WORK TO DO: Verbatim output of all the material below is required.

Data entries:
## BEGIN

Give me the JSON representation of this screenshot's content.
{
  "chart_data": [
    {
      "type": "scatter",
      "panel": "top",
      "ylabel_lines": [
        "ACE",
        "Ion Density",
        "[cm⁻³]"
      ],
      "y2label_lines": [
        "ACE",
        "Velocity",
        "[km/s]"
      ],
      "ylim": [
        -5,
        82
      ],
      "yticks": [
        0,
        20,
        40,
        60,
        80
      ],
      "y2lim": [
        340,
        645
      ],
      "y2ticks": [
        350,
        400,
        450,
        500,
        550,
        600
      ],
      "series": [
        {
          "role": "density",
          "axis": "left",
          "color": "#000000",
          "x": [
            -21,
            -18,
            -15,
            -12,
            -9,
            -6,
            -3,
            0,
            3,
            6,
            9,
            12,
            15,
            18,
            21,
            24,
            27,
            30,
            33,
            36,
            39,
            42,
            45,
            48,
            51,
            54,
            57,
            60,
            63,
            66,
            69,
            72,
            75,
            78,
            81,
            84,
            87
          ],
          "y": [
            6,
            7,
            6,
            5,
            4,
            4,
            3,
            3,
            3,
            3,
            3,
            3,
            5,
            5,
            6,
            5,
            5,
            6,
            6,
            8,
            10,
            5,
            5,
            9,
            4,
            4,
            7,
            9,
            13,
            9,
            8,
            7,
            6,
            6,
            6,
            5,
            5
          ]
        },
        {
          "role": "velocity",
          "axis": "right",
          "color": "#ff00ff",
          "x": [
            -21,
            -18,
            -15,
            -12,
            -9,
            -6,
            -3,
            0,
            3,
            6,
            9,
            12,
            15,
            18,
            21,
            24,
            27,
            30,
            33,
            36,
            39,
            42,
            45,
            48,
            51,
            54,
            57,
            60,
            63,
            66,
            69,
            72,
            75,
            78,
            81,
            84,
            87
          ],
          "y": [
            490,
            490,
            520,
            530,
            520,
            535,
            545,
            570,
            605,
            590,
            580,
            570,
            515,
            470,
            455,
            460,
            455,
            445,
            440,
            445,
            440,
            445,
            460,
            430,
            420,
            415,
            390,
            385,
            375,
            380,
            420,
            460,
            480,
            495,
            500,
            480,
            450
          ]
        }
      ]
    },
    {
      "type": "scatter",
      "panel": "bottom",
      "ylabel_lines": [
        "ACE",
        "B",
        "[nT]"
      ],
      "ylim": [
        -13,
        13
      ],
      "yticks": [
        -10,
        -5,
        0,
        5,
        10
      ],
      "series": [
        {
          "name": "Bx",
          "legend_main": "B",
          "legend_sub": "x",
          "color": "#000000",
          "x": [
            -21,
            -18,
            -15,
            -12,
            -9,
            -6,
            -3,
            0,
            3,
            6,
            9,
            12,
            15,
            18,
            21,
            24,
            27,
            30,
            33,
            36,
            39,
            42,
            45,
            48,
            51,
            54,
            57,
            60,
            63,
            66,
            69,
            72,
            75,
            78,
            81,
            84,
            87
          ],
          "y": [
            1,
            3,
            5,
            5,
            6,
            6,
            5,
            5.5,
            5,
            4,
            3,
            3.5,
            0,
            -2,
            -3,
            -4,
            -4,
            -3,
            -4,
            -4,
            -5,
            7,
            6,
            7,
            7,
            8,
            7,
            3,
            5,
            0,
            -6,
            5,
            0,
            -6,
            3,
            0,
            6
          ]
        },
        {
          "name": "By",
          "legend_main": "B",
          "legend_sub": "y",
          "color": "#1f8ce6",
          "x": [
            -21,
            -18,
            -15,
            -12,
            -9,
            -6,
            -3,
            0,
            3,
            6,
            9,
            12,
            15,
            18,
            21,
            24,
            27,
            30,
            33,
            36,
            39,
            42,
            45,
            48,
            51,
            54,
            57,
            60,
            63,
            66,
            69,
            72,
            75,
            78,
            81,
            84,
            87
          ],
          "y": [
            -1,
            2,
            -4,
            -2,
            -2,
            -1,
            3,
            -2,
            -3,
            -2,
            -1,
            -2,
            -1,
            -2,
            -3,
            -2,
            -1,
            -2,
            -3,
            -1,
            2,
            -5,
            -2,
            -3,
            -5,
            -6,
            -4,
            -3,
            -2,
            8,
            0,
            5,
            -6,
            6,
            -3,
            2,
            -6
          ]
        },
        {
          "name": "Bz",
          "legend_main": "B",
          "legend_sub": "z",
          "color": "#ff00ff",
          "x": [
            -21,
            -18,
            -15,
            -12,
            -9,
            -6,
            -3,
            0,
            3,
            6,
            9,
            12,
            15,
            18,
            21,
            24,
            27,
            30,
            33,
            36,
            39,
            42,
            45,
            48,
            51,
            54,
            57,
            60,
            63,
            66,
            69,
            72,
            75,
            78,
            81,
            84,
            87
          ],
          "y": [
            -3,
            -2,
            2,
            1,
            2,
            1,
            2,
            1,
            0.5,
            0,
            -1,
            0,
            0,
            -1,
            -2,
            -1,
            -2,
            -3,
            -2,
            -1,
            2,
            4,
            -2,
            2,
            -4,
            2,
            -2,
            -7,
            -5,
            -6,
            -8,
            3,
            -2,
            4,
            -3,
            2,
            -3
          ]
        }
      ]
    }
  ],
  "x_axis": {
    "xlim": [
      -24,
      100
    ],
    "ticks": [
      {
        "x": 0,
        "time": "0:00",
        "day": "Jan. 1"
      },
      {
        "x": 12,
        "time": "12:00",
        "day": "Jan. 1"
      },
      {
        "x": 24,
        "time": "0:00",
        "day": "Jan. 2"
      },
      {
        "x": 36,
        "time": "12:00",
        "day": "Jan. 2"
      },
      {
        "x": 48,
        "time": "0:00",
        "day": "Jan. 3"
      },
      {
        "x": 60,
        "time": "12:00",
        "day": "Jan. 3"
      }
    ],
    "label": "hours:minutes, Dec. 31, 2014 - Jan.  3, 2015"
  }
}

## END

TASK SOLUTION:
Give me the JSON representation of this screenshot's content.
{
  "chart_data": [
    {
      "type": "scatter",
      "panel": "top",
      "ylabel_lines": [
        "ACE",
        "Ion Density",
        "[cm⁻³]"
      ],
      "y2label_lines": [
        "ACE",
        "Velocity",
        "[km/s]"
      ],
      "ylim": [
        -5,
        82
      ],
      "yticks": [
        0,
        20,
        40,
        60,
        80
      ],
      "y2lim": [
        340,
        645
      ],
      "y2ticks": [
        350,
        400,
        450,
        500,
        550,
        600
      ],
      "series": [
        {
          "role": "density",
          "axis": "left",
          "color": "#000000",
          "x": [
            -21,
            -18,
            -15,
            -12,
            -9,
            -6,
            -3,
            0,
            3,
            6,
            9,
            12,
            15,
            18,
            21,
            24,
            27,
            30,
            33,
            36,
            39,
            42,
            45,
            48,
            51,
            54,
            57,
            60,
            63,
            66,
            69,
            72,
            75,
            78,
            81,
            84,
            87
          ],
          "y": [
            6,
            7,
            6,
            5,
            4,
            4,
            3,
            3,
            3,
            3,
            3,
            3,
            5,
            5,
            6,
            5,
            5,
            6,
            6,
            8,
            10,
            5,
            5,
            9,
            4,
            4,
            7,
            9,
            13,
            9,
            8,
            7,
            6,
            6,
            6,
            5,
            5
          ]
        },
        {
          "role": "velocity",
          "axis": "right",
          "color": "#ff00ff",
          "x": [
            -21,
            -18,
            -15,
            -12,
            -9,
            -6,
            -3,
            0,
            3,
            6,
            9,
            12,
            15,
            18,
            21,
            24,
            27,
            30,
            33,
            36,
            39,
            42,
            45,
            48,
            51,
            54,
            57,
            60,
            63,
            66,
            69,
            72,
            75,
            78,
            81,
            84,
            87
          ],
          "y": [
            490,
            490,
            520,
            530,
            520,
            535,
            545,
            570,
            605,
            590,
            580,
            570,
            515,
            470,
            455,
            460,
            455,
            445,
            440,
            445,
            440,
            445,
            460,
            430,
            420,
            415,
            390,
            385,
            375,
            380,
            420,
            460,
            480,
            495,
            500,
            480,
            450
          ]
        }
      ]
    },
    {
      "type": "scatter",
      "panel": "bottom",
      "ylabel_lines": [
        "ACE",
        "B",
        "[nT]"
      ],
      "ylim": [
        -13,
        13
      ],
      "yticks": [
        -10,
        -5,
        0,
        5,
        10
      ],
      "series": [
        {
          "name": "Bx",
          "legend_main": "B",
          "legend_sub": "x",
          "color": "#000000",
          "x": [
            -21,
            -18,
            -15,
            -12,
            -9,
            -6,
            -3,
            0,
            3,
            6,
            9,
            12,
            15,
            18,
            21,
            24,
            27,
            30,
            33,
            36,
            39,
            42,
            45,
            48,
            51,
            54,
            57,
            60,
            63,
            66,
            69,
            72,
            75,
            78,
            81,
            84,
            87
          ],
          "y": [
            1,
            3,
            5,
            5,
            6,
            6,
            5,
            5.5,
            5,
            4,
            3,
            3.5,
            0,
            -2,
            -3,
            -4,
            -4,
            -3,
            -4,
            -4,
            -5,
            7,
            6,
            7,
            7,
            8,
            7,
            3,
            5,
            0,
            -6,
            5,
            0,
            -6,
            3,
            0,
            6
          ]
        },
        {
          "name": "By",
          "legend_main": "B",
          "legend_sub": "y",
          "color": "#1f8ce6",
          "x": [
            -21,
            -18,
            -15,
            -12,
            -9,
            -6,
            -3,
            0,
            3,
            6,
            9,
            12,
            15,
            18,
            21,
            24,
            27,
            30,
            33,
            36,
            39,
            42,
            45,
            48,
            51,
            54,
            57,
            60,
            63,
            66,
            69,
            72,
            75,
            78,
            81,
            84,
            87
          ],
          "y": [
            -1,
            2,
            -4,
            -2,
            -2,
            -1,
            3,
            -2,
            -3,
            -2,
            -1,
            -2,
            -1,
            -2,
            -3,
            -2,
            -1,
            -2,
            -3,
            -1,
            2,
            -5,
            -2,
            -3,
            -5,
            -6,
            -4,
            -3,
            -2,
            8,
            0,
            5,
            -6,
            6,
            -3,
            2,
            -6
          ]
        },
        {
          "name": "Bz",
          "legend_main": "B",
          "legend_sub": "z",
          "color": "#ff00ff",
          "x": [
            -21,
            -18,
            -15,
            -12,
            -9,
            -6,
            -3,
            0,
            3,
            6,
            9,
            12,
            15,
            18,
            21,
            24,
            27,
            30,
            33,
            36,
            39,
            42,
            45,
            48,
            51,
            54,
            57,
            60,
            63,
            66,
            69,
            72,
            75,
            78,
            81,
            84,
            87
          ],
          "y": [
            -3,
            -2,
            2,
            1,
            2,
            1,
            2,
            1,
            0.5,
            0,
            -1,
            0,
            0,
            -1,
            -2,
            -1,
            -2,
            -3,
            -2,
            -1,
            2,
            4,
            -2,
            2,
            -4,
            2,
            -2,
            -7,
            -5,
            -6,
            -8,
            3,
            -2,
            4,
            -3,
            2,
            -3
          ]
        }
      ]
    }
  ],
  "x_axis": {
    "xlim": [
      -24,
      100
    ],
    "ticks": [
      {
        "x": 0,
        "time": "0:00",
        "day": "Jan. 1"
      },
      {
        "x": 12,
        "time": "12:00",
        "day": "Jan. 1"
      },
      {
        "x": 24,
        "time": "0:00",
        "day": "Jan. 2"
      },
      {
        "x": 36,
        "time": "12:00",
        "day": "Jan. 2"
      },
      {
        "x": 48,
        "time": "0:00",
        "day": "Jan. 3"
      },
      {
        "x": 60,
        "time": "12:00",
        "day": "Jan. 3"
      }
    ],
    "label": "hours:minutes, Dec. 31, 2014 - Jan.  3, 2015"
  }
}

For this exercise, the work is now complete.